> **Task instructions**: Pull out every line of the listing below where "VITON" appears.

[START OF Entries supplied]

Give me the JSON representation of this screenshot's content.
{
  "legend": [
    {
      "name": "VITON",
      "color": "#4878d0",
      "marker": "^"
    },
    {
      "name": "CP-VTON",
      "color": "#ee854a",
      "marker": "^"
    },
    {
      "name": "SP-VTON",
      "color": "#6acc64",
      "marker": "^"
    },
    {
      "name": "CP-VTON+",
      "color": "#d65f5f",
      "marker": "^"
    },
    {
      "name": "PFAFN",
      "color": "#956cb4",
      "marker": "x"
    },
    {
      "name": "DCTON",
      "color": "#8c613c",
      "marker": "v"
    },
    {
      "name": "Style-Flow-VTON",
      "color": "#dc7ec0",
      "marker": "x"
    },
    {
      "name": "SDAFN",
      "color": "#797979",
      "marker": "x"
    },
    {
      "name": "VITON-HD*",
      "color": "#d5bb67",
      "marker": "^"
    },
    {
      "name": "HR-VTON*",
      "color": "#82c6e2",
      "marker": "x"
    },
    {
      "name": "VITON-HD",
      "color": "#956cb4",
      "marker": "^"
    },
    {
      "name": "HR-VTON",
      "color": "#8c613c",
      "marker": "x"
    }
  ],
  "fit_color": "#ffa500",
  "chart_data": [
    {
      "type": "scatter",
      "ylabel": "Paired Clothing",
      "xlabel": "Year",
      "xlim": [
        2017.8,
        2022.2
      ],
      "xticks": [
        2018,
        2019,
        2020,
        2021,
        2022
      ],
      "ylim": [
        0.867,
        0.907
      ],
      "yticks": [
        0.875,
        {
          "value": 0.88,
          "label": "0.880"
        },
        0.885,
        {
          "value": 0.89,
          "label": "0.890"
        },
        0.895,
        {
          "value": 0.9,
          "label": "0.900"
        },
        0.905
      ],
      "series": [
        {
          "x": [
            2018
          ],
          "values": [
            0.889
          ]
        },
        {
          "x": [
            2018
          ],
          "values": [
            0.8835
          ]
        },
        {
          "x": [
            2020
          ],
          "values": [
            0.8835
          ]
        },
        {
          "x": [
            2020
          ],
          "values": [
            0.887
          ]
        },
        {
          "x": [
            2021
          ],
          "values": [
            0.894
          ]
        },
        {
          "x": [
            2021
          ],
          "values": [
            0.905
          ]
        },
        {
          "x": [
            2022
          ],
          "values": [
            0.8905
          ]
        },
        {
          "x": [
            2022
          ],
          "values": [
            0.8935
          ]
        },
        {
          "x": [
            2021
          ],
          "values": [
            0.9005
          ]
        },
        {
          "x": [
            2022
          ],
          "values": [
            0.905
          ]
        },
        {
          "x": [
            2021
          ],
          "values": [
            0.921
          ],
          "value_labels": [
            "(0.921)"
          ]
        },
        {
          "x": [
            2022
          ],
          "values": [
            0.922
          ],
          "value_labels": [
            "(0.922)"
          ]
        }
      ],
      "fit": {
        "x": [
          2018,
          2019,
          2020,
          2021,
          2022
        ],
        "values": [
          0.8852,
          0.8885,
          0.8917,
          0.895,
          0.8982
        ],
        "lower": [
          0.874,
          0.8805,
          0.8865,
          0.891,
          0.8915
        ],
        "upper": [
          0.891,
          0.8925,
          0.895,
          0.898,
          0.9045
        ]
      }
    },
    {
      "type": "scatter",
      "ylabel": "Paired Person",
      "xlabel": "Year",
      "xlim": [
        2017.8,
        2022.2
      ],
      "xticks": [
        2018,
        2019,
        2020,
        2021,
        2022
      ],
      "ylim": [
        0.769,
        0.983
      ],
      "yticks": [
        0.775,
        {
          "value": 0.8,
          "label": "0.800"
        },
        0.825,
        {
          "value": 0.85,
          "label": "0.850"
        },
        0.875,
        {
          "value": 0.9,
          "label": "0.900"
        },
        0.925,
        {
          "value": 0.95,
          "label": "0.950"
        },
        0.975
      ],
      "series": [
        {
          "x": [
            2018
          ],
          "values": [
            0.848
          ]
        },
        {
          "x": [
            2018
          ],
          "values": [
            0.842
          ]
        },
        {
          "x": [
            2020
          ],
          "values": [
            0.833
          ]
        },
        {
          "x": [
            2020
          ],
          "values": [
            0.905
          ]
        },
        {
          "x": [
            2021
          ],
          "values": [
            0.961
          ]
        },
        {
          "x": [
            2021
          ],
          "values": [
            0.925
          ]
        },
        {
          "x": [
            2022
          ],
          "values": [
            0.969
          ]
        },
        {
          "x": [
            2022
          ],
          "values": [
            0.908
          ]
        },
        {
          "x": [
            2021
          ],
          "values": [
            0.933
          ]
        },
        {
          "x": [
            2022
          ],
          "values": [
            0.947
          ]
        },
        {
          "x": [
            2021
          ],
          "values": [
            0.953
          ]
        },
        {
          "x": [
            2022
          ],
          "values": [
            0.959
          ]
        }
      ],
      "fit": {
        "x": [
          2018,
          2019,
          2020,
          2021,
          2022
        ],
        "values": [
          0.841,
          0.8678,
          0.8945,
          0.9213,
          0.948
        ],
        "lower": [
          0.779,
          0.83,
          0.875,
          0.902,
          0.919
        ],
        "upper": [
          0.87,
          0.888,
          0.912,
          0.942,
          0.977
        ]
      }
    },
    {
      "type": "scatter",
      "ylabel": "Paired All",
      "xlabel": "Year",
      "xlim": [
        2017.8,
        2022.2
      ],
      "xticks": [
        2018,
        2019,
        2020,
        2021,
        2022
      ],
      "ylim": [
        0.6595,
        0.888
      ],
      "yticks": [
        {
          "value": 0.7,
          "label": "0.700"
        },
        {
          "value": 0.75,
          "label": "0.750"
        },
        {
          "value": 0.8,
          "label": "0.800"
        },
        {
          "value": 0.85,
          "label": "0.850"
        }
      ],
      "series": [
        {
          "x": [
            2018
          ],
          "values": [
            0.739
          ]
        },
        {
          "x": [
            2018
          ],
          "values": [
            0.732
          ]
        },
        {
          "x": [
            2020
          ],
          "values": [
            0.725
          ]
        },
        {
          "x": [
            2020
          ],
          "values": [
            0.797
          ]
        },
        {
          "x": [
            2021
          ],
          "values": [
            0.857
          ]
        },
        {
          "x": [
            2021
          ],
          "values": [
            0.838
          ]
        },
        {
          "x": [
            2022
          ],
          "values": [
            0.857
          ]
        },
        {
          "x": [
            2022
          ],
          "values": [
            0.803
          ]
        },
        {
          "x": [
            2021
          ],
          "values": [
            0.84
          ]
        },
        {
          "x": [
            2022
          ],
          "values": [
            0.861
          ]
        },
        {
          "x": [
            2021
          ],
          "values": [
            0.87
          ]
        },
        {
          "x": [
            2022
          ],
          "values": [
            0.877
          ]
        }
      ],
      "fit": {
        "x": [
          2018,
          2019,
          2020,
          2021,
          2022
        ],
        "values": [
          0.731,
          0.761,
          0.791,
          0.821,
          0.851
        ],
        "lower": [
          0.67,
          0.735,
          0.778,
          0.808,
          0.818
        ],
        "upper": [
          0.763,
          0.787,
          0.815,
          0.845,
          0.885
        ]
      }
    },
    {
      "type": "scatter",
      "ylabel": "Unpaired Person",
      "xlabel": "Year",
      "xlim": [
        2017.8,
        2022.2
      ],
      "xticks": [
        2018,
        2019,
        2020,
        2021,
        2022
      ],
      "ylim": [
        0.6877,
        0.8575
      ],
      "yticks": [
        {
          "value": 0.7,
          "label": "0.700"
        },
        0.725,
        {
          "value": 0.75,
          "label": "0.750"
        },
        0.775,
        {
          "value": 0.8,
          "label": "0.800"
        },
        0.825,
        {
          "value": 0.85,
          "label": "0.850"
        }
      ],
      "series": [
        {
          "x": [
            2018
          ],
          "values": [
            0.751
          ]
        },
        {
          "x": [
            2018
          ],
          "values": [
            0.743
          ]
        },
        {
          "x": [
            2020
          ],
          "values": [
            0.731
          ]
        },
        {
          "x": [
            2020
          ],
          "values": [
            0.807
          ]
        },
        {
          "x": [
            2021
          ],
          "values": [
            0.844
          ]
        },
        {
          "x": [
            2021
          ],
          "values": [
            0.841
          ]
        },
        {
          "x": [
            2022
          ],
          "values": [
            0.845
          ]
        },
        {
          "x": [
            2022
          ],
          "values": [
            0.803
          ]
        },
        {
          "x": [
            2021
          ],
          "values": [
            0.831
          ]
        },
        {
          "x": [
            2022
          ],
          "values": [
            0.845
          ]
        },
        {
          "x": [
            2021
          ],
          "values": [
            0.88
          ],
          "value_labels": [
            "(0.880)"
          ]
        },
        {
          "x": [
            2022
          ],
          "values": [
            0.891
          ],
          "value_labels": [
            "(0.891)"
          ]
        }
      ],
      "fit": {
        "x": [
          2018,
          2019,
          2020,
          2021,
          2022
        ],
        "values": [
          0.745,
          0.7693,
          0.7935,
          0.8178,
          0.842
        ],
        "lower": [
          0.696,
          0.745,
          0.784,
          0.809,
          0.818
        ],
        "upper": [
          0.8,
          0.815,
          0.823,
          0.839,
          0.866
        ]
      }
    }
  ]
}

[END OF Entries supplied]

> **Final answer**:
      "name": "VITON",
      "name": "VITON-HD*",
      "name": "VITON-HD",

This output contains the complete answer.